■ Kutipan Pilihan:
+++++

Imam An Nawawi Rahimahullah
berkata ketika menjelaskan hadits tersebut:
يَعْنِي قَبْل أَنْ يَمَسّ أَيْ قَبْل أَنْ يَطَأهَا ،
فَفِيهِ تَحْرِيم الطَّلَاق فِي طُهْر جَامَعَهَا فِيهِ
Yakni
sebelum disentuhnya yaitu sebelum dicampurinya, di dalam hadits ini ada dalil
pengharaman mentalak ketika suci setelah dicampuri. (Al Minhaj Syarh Shahih Muslim, 10/61)
Namun
Imam Asy Syafi’i tidak mengharamkannya, dia hanya memakruhkan, Imam An
Nawawi menguatkan pendapat ini. Sebab, bagi madzhab ini talak yang haram
hanyalah talak ketika haid. Apa alasan mereka sekedar memakruhkan? Yaitu sesuai keumuman hadits:
عَنْ
ابْنِ عُمَرَ عَنْ النَّبِيِّ صَلَّى اللَّهُ عَلَيْهِ وَسَلَّمَ قَالَ أَبْغَضُ
الْحَلَالِ إِلَى اللَّهِ تَعَالَى الطَّلَاقُ
Dari
Ibnu Umar, dari Nabi Shallallahu ‘Alaihi wa Sallam, beliau bersabda:
“Perbuatan halal yang paling Allah benci adalah thalaq (cerai).” (HR. Abu Daud No. 2178, Ibnu Majah No. 2018,
Al Baihaqi dalam As Sunan Al Kubra No. 14671)[1]
Menurut hadits ini, cerai adalah
halal, walau dibenci Allah Ta’ala, oleh karenanya bagaimana pun bentuk
perceraian maka itu adalah makruh.
Jadi, berdasarkan beberapa dalil di
atas, kesimpulannya adalah sunah menceraikan isteri ketika suci dan belum
dicampuri. Sedangkan, jika menceraikan ketika suci namun dicampuri dahulu, maka
jumhur ulama tetap mengatakan sah, namun haram, sedangkan Asy Syafi’i dan pengikutnya
mengatakan hanya makruh. Sedangkan cerai yang haram dan bid’ah adalah ketika
haid, sebagaimana yang dikatakan oleh para imam kita, seperti Imam Ibnu
taimiyah, Imam Ibnu Hajar, dan lain-lain.

+++++

■ Daftar Soal:
1 - Tentukan apakah setiap pernyataan berikut sesuai dengan kutipan tentang talak, lalu jawab ya atau tidak disertai kata-kata penentu dari kutipan itu.
(a) Imam Asy Syafi'i mengharamkan talak ketika suci setelah dicampuri.
(b) Cerai yang haram dan bid'ah adalah cerai ketika haid.
(c) Jumhur ulama menganggap talak ketika suci setelah dicampuri tidak sah.
2 - Jawab pertanyaan berikut berdasarkan kutipan tentang talak.
(a) Dari sahabat siapa hadits tentang perbuatan halal yang paling dibenci Allah diriwayatkan?
(b) Kitab apa yang disebut sebagai sumber penjelasan Imam An Nawawi?
(c) Kapan waktu menceraikan isteri yang disimpulkan sebagai sunah?
3 - Lanjutkan kutipan tentang talak, mulai setelah kalimat terakhirnya.

■ Baris Data:
+++++

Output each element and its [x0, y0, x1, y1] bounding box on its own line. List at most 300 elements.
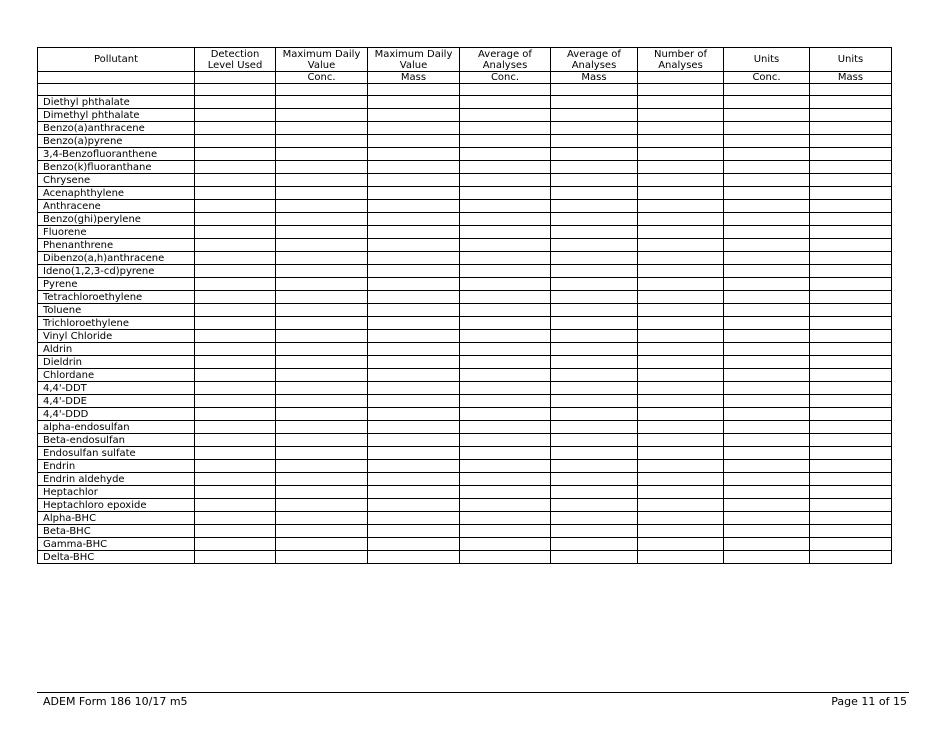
- value-cell[interactable]: [724, 317, 810, 330]
- value-cell[interactable]: [724, 382, 810, 395]
- value-cell[interactable]: [724, 434, 810, 447]
- value-cell[interactable]: [810, 512, 892, 525]
- value-cell[interactable]: [810, 473, 892, 486]
- value-cell[interactable]: [810, 317, 892, 330]
- value-cell[interactable]: [460, 122, 551, 135]
- value-cell[interactable]: [368, 434, 460, 447]
- value-cell[interactable]: [810, 369, 892, 382]
- table-row: [38, 317, 892, 330]
- value-cell[interactable]: [638, 135, 724, 148]
- value-cell[interactable]: [724, 96, 810, 109]
- value-cell[interactable]: [460, 174, 551, 187]
- value-cell[interactable]: [810, 252, 892, 265]
- value-cell[interactable]: [368, 200, 460, 213]
- value-cell[interactable]: [276, 343, 368, 356]
- value-cell[interactable]: [460, 538, 551, 551]
- pollutant-name: Benzo(ghi)perylene: [38, 213, 195, 226]
- value-cell[interactable]: [638, 226, 724, 239]
- value-cell[interactable]: [551, 512, 638, 525]
- value-cell[interactable]: [368, 460, 460, 473]
- value-cell[interactable]: [810, 434, 892, 447]
- value-cell[interactable]: [460, 525, 551, 538]
- value-cell[interactable]: [638, 278, 724, 291]
- value-cell[interactable]: [368, 213, 460, 226]
- value-cell[interactable]: [551, 187, 638, 200]
- value-cell[interactable]: [460, 330, 551, 343]
- value-cell[interactable]: [195, 122, 276, 135]
- value-cell[interactable]: [810, 122, 892, 135]
- value-cell[interactable]: [551, 96, 638, 109]
- value-cell[interactable]: [551, 252, 638, 265]
- value-cell[interactable]: [195, 239, 276, 252]
- value-cell[interactable]: [638, 161, 724, 174]
- value-cell[interactable]: [724, 538, 810, 551]
- value-cell[interactable]: [195, 317, 276, 330]
- value-cell[interactable]: [276, 382, 368, 395]
- value-cell[interactable]: [276, 330, 368, 343]
- value-cell[interactable]: [551, 343, 638, 356]
- table-row: [38, 434, 892, 447]
- value-cell[interactable]: [724, 148, 810, 161]
- value-cell[interactable]: [810, 408, 892, 421]
- value-cell[interactable]: [638, 551, 724, 564]
- value-cell[interactable]: [276, 174, 368, 187]
- value-cell[interactable]: [368, 317, 460, 330]
- value-cell[interactable]: [276, 434, 368, 447]
- value-cell[interactable]: [638, 460, 724, 473]
- value-cell[interactable]: [638, 291, 724, 304]
- value-cell[interactable]: [276, 148, 368, 161]
- value-cell[interactable]: [551, 239, 638, 252]
- table-row: [38, 512, 892, 525]
- value-cell[interactable]: [724, 304, 810, 317]
- value-cell[interactable]: [724, 213, 810, 226]
- value-cell[interactable]: [638, 473, 724, 486]
- value-cell[interactable]: [460, 317, 551, 330]
- value-cell[interactable]: [368, 148, 460, 161]
- value-cell[interactable]: [460, 226, 551, 239]
- value-cell[interactable]: [551, 408, 638, 421]
- value-cell[interactable]: [460, 252, 551, 265]
- value-cell[interactable]: [810, 291, 892, 304]
- value-cell[interactable]: [460, 551, 551, 564]
- value-cell[interactable]: [810, 525, 892, 538]
- value-cell[interactable]: [460, 96, 551, 109]
- value-cell[interactable]: [276, 317, 368, 330]
- value-cell[interactable]: [276, 239, 368, 252]
- value-cell[interactable]: [368, 512, 460, 525]
- value-cell[interactable]: [460, 512, 551, 525]
- value-cell[interactable]: [638, 434, 724, 447]
- value-cell[interactable]: [276, 109, 368, 122]
- value-cell[interactable]: [638, 304, 724, 317]
- spacer-cell: [195, 84, 276, 96]
- value-cell[interactable]: [276, 252, 368, 265]
- value-cell[interactable]: [638, 148, 724, 161]
- value-cell[interactable]: [810, 486, 892, 499]
- value-cell[interactable]: [810, 343, 892, 356]
- value-cell[interactable]: [724, 460, 810, 473]
- value-cell[interactable]: [724, 278, 810, 291]
- value-cell[interactable]: [551, 382, 638, 395]
- value-cell[interactable]: [460, 291, 551, 304]
- value-cell[interactable]: [276, 226, 368, 239]
- value-cell[interactable]: [460, 421, 551, 434]
- value-cell[interactable]: [638, 265, 724, 278]
- value-cell[interactable]: [724, 265, 810, 278]
- value-cell[interactable]: [460, 343, 551, 356]
- value-cell[interactable]: [195, 460, 276, 473]
- value-cell[interactable]: [810, 304, 892, 317]
- value-cell[interactable]: [460, 447, 551, 460]
- value-cell[interactable]: [276, 122, 368, 135]
- value-cell[interactable]: [460, 135, 551, 148]
- value-cell[interactable]: [810, 395, 892, 408]
- value-cell[interactable]: [551, 525, 638, 538]
- col-header-pollutant: Pollutant: [38, 48, 195, 72]
- value-cell[interactable]: [368, 252, 460, 265]
- value-cell[interactable]: [460, 148, 551, 161]
- value-cell[interactable]: [551, 538, 638, 551]
- value-cell[interactable]: [638, 395, 724, 408]
- value-cell[interactable]: [460, 369, 551, 382]
- value-cell[interactable]: [551, 109, 638, 122]
- value-cell[interactable]: [551, 135, 638, 148]
- value-cell[interactable]: [810, 265, 892, 278]
- value-cell[interactable]: [195, 343, 276, 356]
- value-cell[interactable]: [638, 447, 724, 460]
- value-cell[interactable]: [368, 109, 460, 122]
- value-cell[interactable]: [638, 213, 724, 226]
- value-cell[interactable]: [195, 512, 276, 525]
- value-cell[interactable]: [195, 252, 276, 265]
- value-cell[interactable]: [368, 122, 460, 135]
- value-cell[interactable]: [276, 447, 368, 460]
- value-cell[interactable]: [276, 135, 368, 148]
- value-cell[interactable]: [368, 135, 460, 148]
- value-cell[interactable]: [460, 187, 551, 200]
- value-cell[interactable]: [368, 239, 460, 252]
- value-cell[interactable]: [276, 395, 368, 408]
- value-cell[interactable]: [368, 161, 460, 174]
- value-cell[interactable]: [724, 369, 810, 382]
- value-cell[interactable]: [276, 369, 368, 382]
- value-cell[interactable]: [638, 122, 724, 135]
- value-cell[interactable]: [551, 486, 638, 499]
- value-cell[interactable]: [276, 538, 368, 551]
- value-cell[interactable]: [810, 200, 892, 213]
- value-cell[interactable]: [724, 408, 810, 421]
- value-cell[interactable]: [638, 525, 724, 538]
- value-cell[interactable]: [195, 109, 276, 122]
- value-cell[interactable]: [638, 330, 724, 343]
- value-cell[interactable]: [810, 356, 892, 369]
- value-cell[interactable]: [551, 174, 638, 187]
- value-cell[interactable]: [368, 291, 460, 304]
- value-cell[interactable]: [368, 369, 460, 382]
- value-cell[interactable]: [551, 447, 638, 460]
- value-cell[interactable]: [368, 174, 460, 187]
- value-cell[interactable]: [724, 135, 810, 148]
- value-cell[interactable]: [368, 486, 460, 499]
- value-cell[interactable]: [195, 499, 276, 512]
- value-cell[interactable]: [368, 304, 460, 317]
- value-cell[interactable]: [368, 473, 460, 486]
- value-cell[interactable]: [195, 356, 276, 369]
- value-cell[interactable]: [460, 395, 551, 408]
- value-cell[interactable]: [276, 278, 368, 291]
- value-cell[interactable]: [276, 525, 368, 538]
- value-cell[interactable]: [276, 200, 368, 213]
- value-cell[interactable]: [195, 421, 276, 434]
- value-cell[interactable]: [724, 343, 810, 356]
- value-cell[interactable]: [724, 551, 810, 564]
- value-cell[interactable]: [195, 538, 276, 551]
- value-cell[interactable]: [276, 213, 368, 226]
- value-cell[interactable]: [638, 252, 724, 265]
- value-cell[interactable]: [551, 161, 638, 174]
- value-cell[interactable]: [638, 317, 724, 330]
- value-cell[interactable]: [276, 486, 368, 499]
- value-cell[interactable]: [810, 213, 892, 226]
- value-cell[interactable]: [368, 330, 460, 343]
- value-cell[interactable]: [195, 135, 276, 148]
- value-cell[interactable]: [460, 382, 551, 395]
- value-cell[interactable]: [724, 499, 810, 512]
- value-cell[interactable]: [638, 343, 724, 356]
- value-cell[interactable]: [638, 109, 724, 122]
- table-row: [38, 525, 892, 538]
- value-cell[interactable]: [368, 538, 460, 551]
- value-cell[interactable]: [195, 434, 276, 447]
- value-cell[interactable]: [368, 525, 460, 538]
- value-cell[interactable]: [551, 499, 638, 512]
- value-cell[interactable]: [551, 434, 638, 447]
- value-cell[interactable]: [276, 96, 368, 109]
- value-cell[interactable]: [724, 252, 810, 265]
- value-cell[interactable]: [276, 551, 368, 564]
- value-cell[interactable]: [276, 304, 368, 317]
- value-cell[interactable]: [195, 213, 276, 226]
- value-cell[interactable]: [276, 161, 368, 174]
- value-cell[interactable]: [551, 460, 638, 473]
- value-cell[interactable]: [276, 356, 368, 369]
- value-cell[interactable]: [551, 265, 638, 278]
- value-cell[interactable]: [276, 499, 368, 512]
- value-cell[interactable]: [551, 356, 638, 369]
- value-cell[interactable]: [195, 447, 276, 460]
- value-cell[interactable]: [195, 408, 276, 421]
- value-cell[interactable]: [195, 96, 276, 109]
- value-cell[interactable]: [551, 317, 638, 330]
- value-cell[interactable]: [460, 161, 551, 174]
- subheader-cell: Conc.: [460, 72, 551, 84]
- value-cell[interactable]: [368, 421, 460, 434]
- value-cell[interactable]: [638, 200, 724, 213]
- value-cell[interactable]: [460, 265, 551, 278]
- value-cell[interactable]: [195, 226, 276, 239]
- value-cell[interactable]: [368, 551, 460, 564]
- value-cell[interactable]: [551, 395, 638, 408]
- value-cell[interactable]: [368, 96, 460, 109]
- value-cell[interactable]: [276, 291, 368, 304]
- value-cell[interactable]: [195, 174, 276, 187]
- value-cell[interactable]: [724, 187, 810, 200]
- value-cell[interactable]: [638, 96, 724, 109]
- value-cell[interactable]: [276, 512, 368, 525]
- value-cell[interactable]: [460, 304, 551, 317]
- value-cell[interactable]: [195, 473, 276, 486]
- value-cell[interactable]: [460, 213, 551, 226]
- value-cell[interactable]: [810, 226, 892, 239]
- value-cell[interactable]: [724, 512, 810, 525]
- value-cell[interactable]: [551, 473, 638, 486]
- value-cell[interactable]: [460, 486, 551, 499]
- value-cell[interactable]: [638, 356, 724, 369]
- value-cell[interactable]: [195, 369, 276, 382]
- value-cell[interactable]: [195, 291, 276, 304]
- value-cell[interactable]: [460, 408, 551, 421]
- value-cell[interactable]: [368, 278, 460, 291]
- value-cell[interactable]: [810, 382, 892, 395]
- value-cell[interactable]: [195, 525, 276, 538]
- value-cell[interactable]: [724, 473, 810, 486]
- value-cell[interactable]: [810, 460, 892, 473]
- value-cell[interactable]: [638, 174, 724, 187]
- value-cell[interactable]: [551, 421, 638, 434]
- value-cell[interactable]: [810, 447, 892, 460]
- value-cell[interactable]: [460, 109, 551, 122]
- value-cell[interactable]: [638, 512, 724, 525]
- value-cell[interactable]: [724, 226, 810, 239]
- value-cell[interactable]: [551, 200, 638, 213]
- value-cell[interactable]: [810, 239, 892, 252]
- value-cell[interactable]: [276, 187, 368, 200]
- value-cell[interactable]: [368, 395, 460, 408]
- value-cell[interactable]: [724, 356, 810, 369]
- value-cell[interactable]: [551, 122, 638, 135]
- value-cell[interactable]: [810, 148, 892, 161]
- value-cell[interactable]: [551, 148, 638, 161]
- value-cell[interactable]: [810, 187, 892, 200]
- value-cell[interactable]: [551, 226, 638, 239]
- pollutant-name: Alpha-BHC: [38, 512, 195, 525]
- value-cell[interactable]: [724, 161, 810, 174]
- value-cell[interactable]: [638, 499, 724, 512]
- value-cell[interactable]: [638, 239, 724, 252]
- value-cell[interactable]: [810, 330, 892, 343]
- value-cell[interactable]: [368, 382, 460, 395]
- value-cell[interactable]: [551, 551, 638, 564]
- value-cell[interactable]: [195, 265, 276, 278]
- value-cell[interactable]: [368, 499, 460, 512]
- value-cell[interactable]: [551, 291, 638, 304]
- value-cell[interactable]: [724, 421, 810, 434]
- value-cell[interactable]: [276, 421, 368, 434]
- value-cell[interactable]: [810, 538, 892, 551]
- value-cell[interactable]: [810, 135, 892, 148]
- value-cell[interactable]: [460, 278, 551, 291]
- value-cell[interactable]: [638, 421, 724, 434]
- value-cell[interactable]: [195, 200, 276, 213]
- value-cell[interactable]: [368, 265, 460, 278]
- value-cell[interactable]: [638, 408, 724, 421]
- value-cell[interactable]: [638, 486, 724, 499]
- value-cell[interactable]: [724, 239, 810, 252]
- value-cell[interactable]: [810, 109, 892, 122]
- value-cell[interactable]: [638, 538, 724, 551]
- value-cell[interactable]: [195, 278, 276, 291]
- value-cell[interactable]: [810, 96, 892, 109]
- value-cell[interactable]: [724, 174, 810, 187]
- value-cell[interactable]: [724, 447, 810, 460]
- value-cell[interactable]: [551, 330, 638, 343]
- value-cell[interactable]: [368, 447, 460, 460]
- value-cell[interactable]: [638, 382, 724, 395]
- value-cell[interactable]: [195, 161, 276, 174]
- value-cell[interactable]: [551, 304, 638, 317]
- value-cell[interactable]: [724, 330, 810, 343]
- table-row: [38, 187, 892, 200]
- value-cell[interactable]: [195, 148, 276, 161]
- value-cell[interactable]: [276, 460, 368, 473]
- value-cell[interactable]: [195, 382, 276, 395]
- value-cell[interactable]: [810, 551, 892, 564]
- value-cell[interactable]: [460, 200, 551, 213]
- value-cell[interactable]: [195, 551, 276, 564]
- value-cell[interactable]: [724, 122, 810, 135]
- value-cell[interactable]: [195, 330, 276, 343]
- value-cell[interactable]: [368, 187, 460, 200]
- value-cell[interactable]: [368, 356, 460, 369]
- value-cell[interactable]: [276, 473, 368, 486]
- value-cell[interactable]: [195, 486, 276, 499]
- value-cell[interactable]: [460, 356, 551, 369]
- value-cell[interactable]: [810, 499, 892, 512]
- value-cell[interactable]: [195, 395, 276, 408]
- value-cell[interactable]: [276, 265, 368, 278]
- value-cell[interactable]: [638, 187, 724, 200]
- value-cell[interactable]: [810, 161, 892, 174]
- value-cell[interactable]: [551, 369, 638, 382]
- value-cell[interactable]: [460, 434, 551, 447]
- value-cell[interactable]: [276, 408, 368, 421]
- value-cell[interactable]: [195, 187, 276, 200]
- value-cell[interactable]: [638, 369, 724, 382]
- value-cell[interactable]: [368, 408, 460, 421]
- subheader-cell: Mass: [551, 72, 638, 84]
- value-cell[interactable]: [724, 291, 810, 304]
- value-cell[interactable]: [724, 395, 810, 408]
- table-row: [38, 96, 892, 109]
- value-cell[interactable]: [460, 460, 551, 473]
- value-cell[interactable]: [810, 174, 892, 187]
- value-cell[interactable]: [368, 343, 460, 356]
- value-cell[interactable]: [460, 499, 551, 512]
- value-cell[interactable]: [724, 200, 810, 213]
- value-cell[interactable]: [460, 473, 551, 486]
- value-cell[interactable]: [810, 421, 892, 434]
- value-cell[interactable]: [368, 226, 460, 239]
- value-cell[interactable]: [551, 278, 638, 291]
- value-cell[interactable]: [810, 278, 892, 291]
- value-cell[interactable]: [724, 486, 810, 499]
- value-cell[interactable]: [195, 304, 276, 317]
- value-cell[interactable]: [551, 213, 638, 226]
- value-cell[interactable]: [724, 109, 810, 122]
- value-cell[interactable]: [460, 239, 551, 252]
- value-cell[interactable]: [724, 525, 810, 538]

+++++

■ Hasil Tugas:
1 -
(a) Tidak: "Imam Asy Syafi’i tidak mengharamkannya, dia hanya memakruhkan"
(b) Ya: "Sedangkan cerai yang haram dan bid’ah adalah ketika haid"
(c) Tidak: "maka jumhur ulama tetap mengatakan sah, namun haram"

2 -
(a) Ibnu Umar.
(b) Al Minhaj Syarh Shahih Muslim, 10/61.
(c) Ketika suci dan belum dicampuri.

3 -
2. Talak ketika isteri sedang hamil
Jumhur ulama mengatakan bahwa
menceraikan isteri pada saat hamil adalah boleh, bahkan Imam Ahmad menyebutnya
cerai menurut sunnah. Hal ini berdasarkan hadits shahih berikut:
ثُمَّ
لِيُطَلِّقْهَا طَاهِرًا أَوْ حَامِلًا
“Kemudian, ceraikanlah dia pada waktu suci
atau hamil.” (HR. Muslim No. 1471)
Imam An Nawawi
memberikan komentar:
فِيهِ دَلَالَة لِجَوَازِ
طَلَاق الْحَامِل الَّتِي تَبَيَّنَ حَمْلهَا وَهُوَ مَذْهَب الشَّافِعِيّ ، قَالَ
اِبْن الْمُنْذِر وَبِهِ قَالَ أَكْثَر الْعُلَمَاء مِنْهُمْ طَاوُس وَالْحَسَن
وَابْن سِيرِينَ وَرَبِيعَة وَحَمَّاد بْن أَبِي سُلَيْمَان وَمَالِك وَأَحْمَد
وَإِسْحَاق وَأَبُو ثَوْر وَأَبُو عُبَيْد ، قَالَ اِبْن الْمُنْذِر : وَبِهِ
أَقُول . وَبِهِ قَالَ بَعْض الْمَالِكِيَّة
“Di dalamnya terdapat dalil bagi bolehnya mencerai
wanita yang jelas kehamilannya, itulah madzhab Asy Syafi’i. berkata Ibnul
Mundzir: “Dengan ini pula pendapat mayoritas ulama, di antara mereka adalah
Thawus, Al Hasan, Ibnu Sirin, Rabi’ah, Hammad bin Abi Sulaiman, Malik, Ahmad,
Ishaq, Abu Tsaur, Abu ‘Ubaid.” Berkata Ibnu Mundzir: “Aku juga berpendapat
demikian.” Dan dengan ini juga pendapat sebagian Malikiyah.” (Al Minhaj Syarh Shahih Muslim,
10/65)
Namun,
sebagian Malikiyah lainnya mengharamkannya, dan Ibnul Mundzir meriwayatkan
bahwa Al Hasan (Al Bashri) memakruhkan. Demikian keterangan lanjutan dari Imam
An Nawawi, dalam kitabnya tersebut. Namun pendapat yang membolehkan
adalah lebih sesuai dengan nash syariat. Selesai.
Wallahu A’lam
Farid Nu’man Hasan
[1] Sebenarnya para ulama berselisih tentang
status validitas hadis ini, ada yang mengatakan dhaif karena semua sanad
hadits ini mursal. (Fathul
Bari, 9/356, Al Maqashid Al Hasanah, 1/48, Al Muharrar fil hadits
No. 1053, Bayanul Wahm wal Iham fi Kitabil Ahkam No. 2594), kemursalannya
terletak pada Muharib bin Ditsar. Alasan
lainnya, ada masalah pula pada perawinya, yakni khususnya pada sanad Ibnu Majah
terdapat ‘Ubaidillah bin Al Walid Al Washafi, dia matrukul hadits
(haditsnya ditinggalkan). (Dzakhiratul Huffazh No. 799). Oleh
karena itu tidak sedikit ulama yang mendhaifkan hadits ini seperti Imam Ibnul
Qayyim, Syaikh Al Albani, dan lainnya.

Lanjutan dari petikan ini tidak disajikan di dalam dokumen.